■ **The problem**: Restate the entries below verbatim.

■ **Records to process**:

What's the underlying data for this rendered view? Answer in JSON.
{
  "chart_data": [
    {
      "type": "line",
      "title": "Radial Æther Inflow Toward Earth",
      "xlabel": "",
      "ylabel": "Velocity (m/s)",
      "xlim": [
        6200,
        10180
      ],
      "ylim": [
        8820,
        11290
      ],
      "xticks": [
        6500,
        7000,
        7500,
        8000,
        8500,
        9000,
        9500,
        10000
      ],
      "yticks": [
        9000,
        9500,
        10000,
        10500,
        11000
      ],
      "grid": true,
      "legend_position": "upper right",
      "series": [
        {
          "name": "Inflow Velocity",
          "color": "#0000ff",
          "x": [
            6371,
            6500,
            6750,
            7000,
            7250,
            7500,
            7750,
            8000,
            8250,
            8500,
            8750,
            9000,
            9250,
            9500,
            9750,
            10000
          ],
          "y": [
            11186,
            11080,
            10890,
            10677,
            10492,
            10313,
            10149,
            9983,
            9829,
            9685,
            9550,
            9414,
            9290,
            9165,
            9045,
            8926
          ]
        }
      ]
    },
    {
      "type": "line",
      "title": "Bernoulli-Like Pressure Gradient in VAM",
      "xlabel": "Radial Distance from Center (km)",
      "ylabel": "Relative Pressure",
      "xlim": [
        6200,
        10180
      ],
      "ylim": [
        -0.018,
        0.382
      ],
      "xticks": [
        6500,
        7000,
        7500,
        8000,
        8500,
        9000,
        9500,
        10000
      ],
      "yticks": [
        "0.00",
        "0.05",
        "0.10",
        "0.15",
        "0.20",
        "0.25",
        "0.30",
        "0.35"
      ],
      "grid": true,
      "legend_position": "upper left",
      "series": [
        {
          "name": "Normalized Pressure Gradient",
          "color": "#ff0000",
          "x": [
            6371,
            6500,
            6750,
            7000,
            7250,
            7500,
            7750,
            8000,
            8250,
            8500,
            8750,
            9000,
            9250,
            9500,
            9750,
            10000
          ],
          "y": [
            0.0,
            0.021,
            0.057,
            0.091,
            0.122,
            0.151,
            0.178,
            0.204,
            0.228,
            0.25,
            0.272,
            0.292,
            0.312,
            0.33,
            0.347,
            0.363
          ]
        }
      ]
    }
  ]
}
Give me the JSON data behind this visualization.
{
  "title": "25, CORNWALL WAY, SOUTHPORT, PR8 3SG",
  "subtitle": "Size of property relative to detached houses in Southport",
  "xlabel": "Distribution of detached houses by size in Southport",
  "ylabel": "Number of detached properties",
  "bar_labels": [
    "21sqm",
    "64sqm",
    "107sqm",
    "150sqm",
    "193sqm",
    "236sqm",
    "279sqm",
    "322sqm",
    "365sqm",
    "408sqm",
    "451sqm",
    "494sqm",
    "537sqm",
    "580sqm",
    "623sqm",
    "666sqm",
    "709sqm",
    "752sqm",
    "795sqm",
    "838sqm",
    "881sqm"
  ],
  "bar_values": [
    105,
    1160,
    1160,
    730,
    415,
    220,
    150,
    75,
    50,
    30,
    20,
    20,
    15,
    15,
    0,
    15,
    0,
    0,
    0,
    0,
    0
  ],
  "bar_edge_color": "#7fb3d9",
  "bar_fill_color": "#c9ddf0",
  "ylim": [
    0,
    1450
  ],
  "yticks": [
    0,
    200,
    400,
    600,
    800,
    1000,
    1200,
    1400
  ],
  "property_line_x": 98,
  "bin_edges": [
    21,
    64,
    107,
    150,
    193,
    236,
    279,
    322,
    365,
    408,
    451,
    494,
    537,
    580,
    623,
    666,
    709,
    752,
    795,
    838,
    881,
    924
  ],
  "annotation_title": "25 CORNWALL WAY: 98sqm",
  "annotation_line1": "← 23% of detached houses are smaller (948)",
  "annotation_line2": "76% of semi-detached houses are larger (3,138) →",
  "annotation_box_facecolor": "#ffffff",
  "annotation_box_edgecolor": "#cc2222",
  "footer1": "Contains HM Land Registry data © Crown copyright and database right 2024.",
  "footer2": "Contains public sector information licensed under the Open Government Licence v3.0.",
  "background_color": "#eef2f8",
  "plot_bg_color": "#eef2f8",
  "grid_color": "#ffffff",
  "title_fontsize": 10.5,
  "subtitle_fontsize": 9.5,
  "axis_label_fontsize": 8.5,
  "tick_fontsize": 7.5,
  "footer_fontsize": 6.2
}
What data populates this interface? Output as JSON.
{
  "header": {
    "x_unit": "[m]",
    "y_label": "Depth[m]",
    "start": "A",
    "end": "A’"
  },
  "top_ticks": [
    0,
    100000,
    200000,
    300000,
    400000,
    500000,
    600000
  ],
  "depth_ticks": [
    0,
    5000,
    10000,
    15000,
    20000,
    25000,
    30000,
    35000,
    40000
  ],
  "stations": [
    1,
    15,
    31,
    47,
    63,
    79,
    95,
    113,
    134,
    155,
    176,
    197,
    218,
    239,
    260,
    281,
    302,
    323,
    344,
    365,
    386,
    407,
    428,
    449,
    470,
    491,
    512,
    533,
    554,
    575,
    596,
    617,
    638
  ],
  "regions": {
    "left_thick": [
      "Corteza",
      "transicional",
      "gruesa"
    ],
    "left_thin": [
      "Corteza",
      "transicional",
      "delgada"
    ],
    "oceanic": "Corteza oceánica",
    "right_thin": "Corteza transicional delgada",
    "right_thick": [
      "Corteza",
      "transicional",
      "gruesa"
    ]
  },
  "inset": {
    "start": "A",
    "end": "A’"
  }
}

■ **Finished exercise**:
What's the underlying data for this rendered view? Answer in JSON.
{
  "chart_data": [
    {
      "type": "line",
      "title": "Radial Æther Inflow Toward Earth",
      "xlabel": "",
      "ylabel": "Velocity (m/s)",
      "xlim": [
        6200,
        10180
      ],
      "ylim": [
        8820,
        11290
      ],
      "xticks": [
        6500,
        7000,
        7500,
        8000,
        8500,
        9000,
        9500,
        10000
      ],
      "yticks": [
        9000,
        9500,
        10000,
        10500,
        11000
      ],
      "grid": true,
      "legend_position": "upper right",
      "series": [
        {
          "name": "Inflow Velocity",
          "color": "#0000ff",
          "x": [
            6371,
            6500,
            6750,
            7000,
            7250,
            7500,
            7750,
            8000,
            8250,
            8500,
            8750,
            9000,
            9250,
            9500,
            9750,
            10000
          ],
          "y": [
            11186,
            11080,
            10890,
            10677,
            10492,
            10313,
            10149,
            9983,
            9829,
            9685,
            9550,
            9414,
            9290,
            9165,
            9045,
            8926
          ]
        }
      ]
    },
    {
      "type": "line",
      "title": "Bernoulli-Like Pressure Gradient in VAM",
      "xlabel": "Radial Distance from Center (km)",
      "ylabel": "Relative Pressure",
      "xlim": [
        6200,
        10180
      ],
      "ylim": [
        -0.018,
        0.382
      ],
      "xticks": [
        6500,
        7000,
        7500,
        8000,
        8500,
        9000,
        9500,
        10000
      ],
      "yticks": [
        "0.00",
        "0.05",
        "0.10",
        "0.15",
        "0.20",
        "0.25",
        "0.30",
        "0.35"
      ],
      "grid": true,
      "legend_position": "upper left",
      "series": [
        {
          "name": "Normalized Pressure Gradient",
          "color": "#ff0000",
          "x": [
            6371,
            6500,
            6750,
            7000,
            7250,
            7500,
            7750,
            8000,
            8250,
            8500,
            8750,
            9000,
            9250,
            9500,
            9750,
            10000
          ],
          "y": [
            0.0,
            0.021,
            0.057,
            0.091,
            0.122,
            0.151,
            0.178,
            0.204,
            0.228,
            0.25,
            0.272,
            0.292,
            0.312,
            0.33,
            0.347,
            0.363
          ]
        }
      ]
    }
  ]
}
Give me the JSON data behind this visualization.
{
  "title": "25, CORNWALL WAY, SOUTHPORT, PR8 3SG",
  "subtitle": "Size of property relative to detached houses in Southport",
  "xlabel": "Distribution of detached houses by size in Southport",
  "ylabel": "Number of detached properties",
  "bar_labels": [
    "21sqm",
    "64sqm",
    "107sqm",
    "150sqm",
    "193sqm",
    "236sqm",
    "279sqm",
    "322sqm",
    "365sqm",
    "408sqm",
    "451sqm",
    "494sqm",
    "537sqm",
    "580sqm",
    "623sqm",
    "666sqm",
    "709sqm",
    "752sqm",
    "795sqm",
    "838sqm",
    "881sqm"
  ],
  "bar_values": [
    105,
    1160,
    1160,
    730,
    415,
    220,
    150,
    75,
    50,
    30,
    20,
    20,
    15,
    15,
    0,
    15,
    0,
    0,
    0,
    0,
    0
  ],
  "bar_edge_color": "#7fb3d9",
  "bar_fill_color": "#c9ddf0",
  "ylim": [
    0,
    1450
  ],
  "yticks": [
    0,
    200,
    400,
    600,
    800,
    1000,
    1200,
    1400
  ],
  "property_line_x": 98,
  "bin_edges": [
    21,
    64,
    107,
    150,
    193,
    236,
    279,
    322,
    365,
    408,
    451,
    494,
    537,
    580,
    623,
    666,
    709,
    752,
    795,
    838,
    881,
    924
  ],
  "annotation_title": "25 CORNWALL WAY: 98sqm",
  "annotation_line1": "← 23% of detached houses are smaller (948)",
  "annotation_line2": "76% of semi-detached houses are larger (3,138) →",
  "annotation_box_facecolor": "#ffffff",
  "annotation_box_edgecolor": "#cc2222",
  "footer1": "Contains HM Land Registry data © Crown copyright and database right 2024.",
  "footer2": "Contains public sector information licensed under the Open Government Licence v3.0.",
  "background_color": "#eef2f8",
  "plot_bg_color": "#eef2f8",
  "grid_color": "#ffffff",
  "title_fontsize": 10.5,
  "subtitle_fontsize": 9.5,
  "axis_label_fontsize": 8.5,
  "tick_fontsize": 7.5,
  "footer_fontsize": 6.2
}
What data populates this interface? Output as JSON.
{
  "header": {
    "x_unit": "[m]",
    "y_label": "Depth[m]",
    "start": "A",
    "end": "A’"
  },
  "top_ticks": [
    0,
    100000,
    200000,
    300000,
    400000,
    500000,
    600000
  ],
  "depth_ticks": [
    0,
    5000,
    10000,
    15000,
    20000,
    25000,
    30000,
    35000,
    40000
  ],
  "stations": [
    1,
    15,
    31,
    47,
    63,
    79,
    95,
    113,
    134,
    155,
    176,
    197,
    218,
    239,
    260,
    281,
    302,
    323,
    344,
    365,
    386,
    407,
    428,
    449,
    470,
    491,
    512,
    533,
    554,
    575,
    596,
    617,
    638
  ],
  "regions": {
    "left_thick": [
      "Corteza",
      "transicional",
      "gruesa"
    ],
    "left_thin": [
      "Corteza",
      "transicional",
      "delgada"
    ],
    "oceanic": "Corteza oceánica",
    "right_thin": "Corteza transicional delgada",
    "right_thick": [
      "Corteza",
      "transicional",
      "gruesa"
    ]
  },
  "inset": {
    "start": "A",
    "end": "A’"
  }
}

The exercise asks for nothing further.